What the task requires -
Reproduce the entries exactly.

━━━━━ Dataset entries

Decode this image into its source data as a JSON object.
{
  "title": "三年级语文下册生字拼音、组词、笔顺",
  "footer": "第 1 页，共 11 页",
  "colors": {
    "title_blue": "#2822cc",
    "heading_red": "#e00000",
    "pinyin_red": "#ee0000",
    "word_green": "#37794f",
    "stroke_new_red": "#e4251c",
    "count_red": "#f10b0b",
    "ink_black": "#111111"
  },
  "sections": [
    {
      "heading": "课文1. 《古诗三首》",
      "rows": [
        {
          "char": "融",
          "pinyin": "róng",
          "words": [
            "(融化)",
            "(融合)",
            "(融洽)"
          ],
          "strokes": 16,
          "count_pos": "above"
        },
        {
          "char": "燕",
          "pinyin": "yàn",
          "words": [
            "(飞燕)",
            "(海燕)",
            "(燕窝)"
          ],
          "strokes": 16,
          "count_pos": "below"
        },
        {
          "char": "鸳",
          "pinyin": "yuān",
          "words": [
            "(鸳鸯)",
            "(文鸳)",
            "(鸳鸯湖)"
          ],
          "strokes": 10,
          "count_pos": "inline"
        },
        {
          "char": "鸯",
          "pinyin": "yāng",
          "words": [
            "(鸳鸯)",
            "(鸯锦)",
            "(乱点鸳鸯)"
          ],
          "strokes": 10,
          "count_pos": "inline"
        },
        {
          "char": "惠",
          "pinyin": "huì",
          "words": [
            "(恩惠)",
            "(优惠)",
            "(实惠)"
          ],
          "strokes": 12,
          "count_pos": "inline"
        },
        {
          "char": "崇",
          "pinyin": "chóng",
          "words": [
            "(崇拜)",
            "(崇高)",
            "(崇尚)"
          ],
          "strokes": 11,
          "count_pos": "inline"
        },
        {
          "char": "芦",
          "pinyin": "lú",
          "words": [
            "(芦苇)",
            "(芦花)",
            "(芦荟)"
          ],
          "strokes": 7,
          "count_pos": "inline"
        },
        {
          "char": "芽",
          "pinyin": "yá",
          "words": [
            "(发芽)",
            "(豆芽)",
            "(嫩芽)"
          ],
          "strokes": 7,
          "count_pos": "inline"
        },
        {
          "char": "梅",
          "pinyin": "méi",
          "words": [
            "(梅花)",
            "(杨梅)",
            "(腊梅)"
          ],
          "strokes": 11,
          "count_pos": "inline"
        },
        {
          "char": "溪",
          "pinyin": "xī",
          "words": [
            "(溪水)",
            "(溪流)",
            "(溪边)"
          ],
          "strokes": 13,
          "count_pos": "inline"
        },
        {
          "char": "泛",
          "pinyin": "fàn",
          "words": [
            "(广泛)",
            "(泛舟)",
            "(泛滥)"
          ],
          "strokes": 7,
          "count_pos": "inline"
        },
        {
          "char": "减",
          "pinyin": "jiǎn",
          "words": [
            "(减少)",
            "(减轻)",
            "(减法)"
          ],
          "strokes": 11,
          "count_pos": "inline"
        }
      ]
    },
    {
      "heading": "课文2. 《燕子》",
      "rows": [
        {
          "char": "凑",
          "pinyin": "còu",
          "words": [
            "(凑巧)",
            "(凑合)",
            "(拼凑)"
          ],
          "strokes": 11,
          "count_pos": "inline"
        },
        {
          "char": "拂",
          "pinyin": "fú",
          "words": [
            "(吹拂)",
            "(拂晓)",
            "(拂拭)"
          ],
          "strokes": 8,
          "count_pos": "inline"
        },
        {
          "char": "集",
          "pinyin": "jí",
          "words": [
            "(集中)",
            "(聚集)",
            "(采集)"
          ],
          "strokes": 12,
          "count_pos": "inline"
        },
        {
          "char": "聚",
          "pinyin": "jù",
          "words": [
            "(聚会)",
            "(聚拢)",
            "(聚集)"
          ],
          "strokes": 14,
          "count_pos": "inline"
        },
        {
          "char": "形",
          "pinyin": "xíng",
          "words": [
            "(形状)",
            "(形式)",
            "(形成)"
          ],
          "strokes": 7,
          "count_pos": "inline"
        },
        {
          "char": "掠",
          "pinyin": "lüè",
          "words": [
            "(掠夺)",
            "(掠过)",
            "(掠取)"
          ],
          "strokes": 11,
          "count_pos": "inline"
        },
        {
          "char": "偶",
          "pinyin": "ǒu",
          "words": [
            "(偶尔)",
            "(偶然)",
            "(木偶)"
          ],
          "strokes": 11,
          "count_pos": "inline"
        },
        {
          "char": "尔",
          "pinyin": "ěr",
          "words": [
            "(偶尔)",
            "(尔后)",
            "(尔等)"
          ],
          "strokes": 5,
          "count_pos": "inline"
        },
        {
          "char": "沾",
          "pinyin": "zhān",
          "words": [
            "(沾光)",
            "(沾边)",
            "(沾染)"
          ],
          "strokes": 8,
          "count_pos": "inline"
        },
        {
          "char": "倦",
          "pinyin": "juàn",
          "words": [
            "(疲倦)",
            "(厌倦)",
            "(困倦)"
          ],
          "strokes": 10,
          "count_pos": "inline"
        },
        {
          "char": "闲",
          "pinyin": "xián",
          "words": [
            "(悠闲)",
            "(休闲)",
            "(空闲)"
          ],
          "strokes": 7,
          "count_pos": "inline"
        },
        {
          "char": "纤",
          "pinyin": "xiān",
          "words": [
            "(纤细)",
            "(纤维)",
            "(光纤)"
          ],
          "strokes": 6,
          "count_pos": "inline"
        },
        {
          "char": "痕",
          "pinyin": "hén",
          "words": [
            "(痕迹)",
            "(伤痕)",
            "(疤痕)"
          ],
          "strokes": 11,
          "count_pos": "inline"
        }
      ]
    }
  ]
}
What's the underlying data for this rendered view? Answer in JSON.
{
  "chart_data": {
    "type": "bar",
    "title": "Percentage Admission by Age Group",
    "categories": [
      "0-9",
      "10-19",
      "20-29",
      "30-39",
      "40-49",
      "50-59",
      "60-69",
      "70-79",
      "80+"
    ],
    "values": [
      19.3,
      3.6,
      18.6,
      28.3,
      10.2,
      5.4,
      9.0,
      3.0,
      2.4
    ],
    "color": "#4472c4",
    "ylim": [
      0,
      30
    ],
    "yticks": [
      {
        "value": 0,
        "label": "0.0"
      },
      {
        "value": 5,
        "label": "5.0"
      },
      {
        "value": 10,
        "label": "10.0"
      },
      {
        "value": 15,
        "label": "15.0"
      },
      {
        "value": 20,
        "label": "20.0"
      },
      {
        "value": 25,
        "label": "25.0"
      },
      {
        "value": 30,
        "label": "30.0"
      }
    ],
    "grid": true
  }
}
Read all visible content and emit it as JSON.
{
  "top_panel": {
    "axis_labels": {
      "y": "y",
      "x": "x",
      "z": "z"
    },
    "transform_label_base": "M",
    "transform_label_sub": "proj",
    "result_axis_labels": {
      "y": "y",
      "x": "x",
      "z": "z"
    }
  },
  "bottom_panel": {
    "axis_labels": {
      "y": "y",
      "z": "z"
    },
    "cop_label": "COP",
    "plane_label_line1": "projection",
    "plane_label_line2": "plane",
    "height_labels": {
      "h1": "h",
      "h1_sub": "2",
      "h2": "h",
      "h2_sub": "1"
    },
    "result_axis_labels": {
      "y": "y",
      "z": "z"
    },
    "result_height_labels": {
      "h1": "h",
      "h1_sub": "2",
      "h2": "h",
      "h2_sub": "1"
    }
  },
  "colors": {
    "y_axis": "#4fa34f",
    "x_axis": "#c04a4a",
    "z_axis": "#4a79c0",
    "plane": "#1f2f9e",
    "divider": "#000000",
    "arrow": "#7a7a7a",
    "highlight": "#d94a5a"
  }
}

━━━━━━━━━━

Exercise solution -
Decode this image into its source data as a JSON object.
{
  "title": "三年级语文下册生字拼音、组词、笔顺",
  "footer": "第 1 页，共 11 页",
  "colors": {
    "title_blue": "#2822cc",
    "heading_red": "#e00000",
    "pinyin_red": "#ee0000",
    "word_green": "#37794f",
    "stroke_new_red": "#e4251c",
    "count_red": "#f10b0b",
    "ink_black": "#111111"
  },
  "sections": [
    {
      "heading": "课文1. 《古诗三首》",
      "rows": [
        {
          "char": "融",
          "pinyin": "róng",
          "words": [
            "(融化)",
            "(融合)",
            "(融洽)"
          ],
          "strokes": 16,
          "count_pos": "above"
        },
        {
          "char": "燕",
          "pinyin": "yàn",
          "words": [
            "(飞燕)",
            "(海燕)",
            "(燕窝)"
          ],
          "strokes": 16,
          "count_pos": "below"
        },
        {
          "char": "鸳",
          "pinyin": "yuān",
          "words": [
            "(鸳鸯)",
            "(文鸳)",
            "(鸳鸯湖)"
          ],
          "strokes": 10,
          "count_pos": "inline"
        },
        {
          "char": "鸯",
          "pinyin": "yāng",
          "words": [
            "(鸳鸯)",
            "(鸯锦)",
            "(乱点鸳鸯)"
          ],
          "strokes": 10,
          "count_pos": "inline"
        },
        {
          "char": "惠",
          "pinyin": "huì",
          "words": [
            "(恩惠)",
            "(优惠)",
            "(实惠)"
          ],
          "strokes": 12,
          "count_pos": "inline"
        },
        {
          "char": "崇",
          "pinyin": "chóng",
          "words": [
            "(崇拜)",
            "(崇高)",
            "(崇尚)"
          ],
          "strokes": 11,
          "count_pos": "inline"
        },
        {
          "char": "芦",
          "pinyin": "lú",
          "words": [
            "(芦苇)",
            "(芦花)",
            "(芦荟)"
          ],
          "strokes": 7,
          "count_pos": "inline"
        },
        {
          "char": "芽",
          "pinyin": "yá",
          "words": [
            "(发芽)",
            "(豆芽)",
            "(嫩芽)"
          ],
          "strokes": 7,
          "count_pos": "inline"
        },
        {
          "char": "梅",
          "pinyin": "méi",
          "words": [
            "(梅花)",
            "(杨梅)",
            "(腊梅)"
          ],
          "strokes": 11,
          "count_pos": "inline"
        },
        {
          "char": "溪",
          "pinyin": "xī",
          "words": [
            "(溪水)",
            "(溪流)",
            "(溪边)"
          ],
          "strokes": 13,
          "count_pos": "inline"
        },
        {
          "char": "泛",
          "pinyin": "fàn",
          "words": [
            "(广泛)",
            "(泛舟)",
            "(泛滥)"
          ],
          "strokes": 7,
          "count_pos": "inline"
        },
        {
          "char": "减",
          "pinyin": "jiǎn",
          "words": [
            "(减少)",
            "(减轻)",
            "(减法)"
          ],
          "strokes": 11,
          "count_pos": "inline"
        }
      ]
    },
    {
      "heading": "课文2. 《燕子》",
      "rows": [
        {
          "char": "凑",
          "pinyin": "còu",
          "words": [
            "(凑巧)",
            "(凑合)",
            "(拼凑)"
          ],
          "strokes": 11,
          "count_pos": "inline"
        },
        {
          "char": "拂",
          "pinyin": "fú",
          "words": [
            "(吹拂)",
            "(拂晓)",
            "(拂拭)"
          ],
          "strokes": 8,
          "count_pos": "inline"
        },
        {
          "char": "集",
          "pinyin": "jí",
          "words": [
            "(集中)",
            "(聚集)",
            "(采集)"
          ],
          "strokes": 12,
          "count_pos": "inline"
        },
        {
          "char": "聚",
          "pinyin": "jù",
          "words": [
            "(聚会)",
            "(聚拢)",
            "(聚集)"
          ],
          "strokes": 14,
          "count_pos": "inline"
        },
        {
          "char": "形",
          "pinyin": "xíng",
          "words": [
            "(形状)",
            "(形式)",
            "(形成)"
          ],
          "strokes": 7,
          "count_pos": "inline"
        },
        {
          "char": "掠",
          "pinyin": "lüè",
          "words": [
            "(掠夺)",
            "(掠过)",
            "(掠取)"
          ],
          "strokes": 11,
          "count_pos": "inline"
        },
        {
          "char": "偶",
          "pinyin": "ǒu",
          "words": [
            "(偶尔)",
            "(偶然)",
            "(木偶)"
          ],
          "strokes": 11,
          "count_pos": "inline"
        },
        {
          "char": "尔",
          "pinyin": "ěr",
          "words": [
            "(偶尔)",
            "(尔后)",
            "(尔等)"
          ],
          "strokes": 5,
          "count_pos": "inline"
        },
        {
          "char": "沾",
          "pinyin": "zhān",
          "words": [
            "(沾光)",
            "(沾边)",
            "(沾染)"
          ],
          "strokes": 8,
          "count_pos": "inline"
        },
        {
          "char": "倦",
          "pinyin": "juàn",
          "words": [
            "(疲倦)",
            "(厌倦)",
            "(困倦)"
          ],
          "strokes": 10,
          "count_pos": "inline"
        },
        {
          "char": "闲",
          "pinyin": "xián",
          "words": [
            "(悠闲)",
            "(休闲)",
            "(空闲)"
          ],
          "strokes": 7,
          "count_pos": "inline"
        },
        {
          "char": "纤",
          "pinyin": "xiān",
          "words": [
            "(纤细)",
            "(纤维)",
            "(光纤)"
          ],
          "strokes": 6,
          "count_pos": "inline"
        },
        {
          "char": "痕",
          "pinyin": "hén",
          "words": [
            "(痕迹)",
            "(伤痕)",
            "(疤痕)"
          ],
          "strokes": 11,
          "count_pos": "inline"
        }
      ]
    }
  ]
}
What's the underlying data for this rendered view? Answer in JSON.
{
  "chart_data": {
    "type": "bar",
    "title": "Percentage Admission by Age Group",
    "categories": [
      "0-9",
      "10-19",
      "20-29",
      "30-39",
      "40-49",
      "50-59",
      "60-69",
      "70-79",
      "80+"
    ],
    "values": [
      19.3,
      3.6,
      18.6,
      28.3,
      10.2,
      5.4,
      9.0,
      3.0,
      2.4
    ],
    "color": "#4472c4",
    "ylim": [
      0,
      30
    ],
    "yticks": [
      {
        "value": 0,
        "label": "0.0"
      },
      {
        "value": 5,
        "label": "5.0"
      },
      {
        "value": 10,
        "label": "10.0"
      },
      {
        "value": 15,
        "label": "15.0"
      },
      {
        "value": 20,
        "label": "20.0"
      },
      {
        "value": 25,
        "label": "25.0"
      },
      {
        "value": 30,
        "label": "30.0"
      }
    ],
    "grid": true
  }
}
Read all visible content and emit it as JSON.
{
  "top_panel": {
    "axis_labels": {
      "y": "y",
      "x": "x",
      "z": "z"
    },
    "transform_label_base": "M",
    "transform_label_sub": "proj",
    "result_axis_labels": {
      "y": "y",
      "x": "x",
      "z": "z"
    }
  },
  "bottom_panel": {
    "axis_labels": {
      "y": "y",
      "z": "z"
    },
    "cop_label": "COP",
    "plane_label_line1": "projection",
    "plane_label_line2": "plane",
    "height_labels": {
      "h1": "h",
      "h1_sub": "2",
      "h2": "h",
      "h2_sub": "1"
    },
    "result_axis_labels": {
      "y": "y",
      "z": "z"
    },
    "result_height_labels": {
      "h1": "h",
      "h1_sub": "2",
      "h2": "h",
      "h2_sub": "1"
    }
  },
  "colors": {
    "y_axis": "#4fa34f",
    "x_axis": "#c04a4a",
    "z_axis": "#4a79c0",
    "plane": "#1f2f9e",
    "divider": "#000000",
    "arrow": "#7a7a7a",
    "highlight": "#d94a5a"
  }
}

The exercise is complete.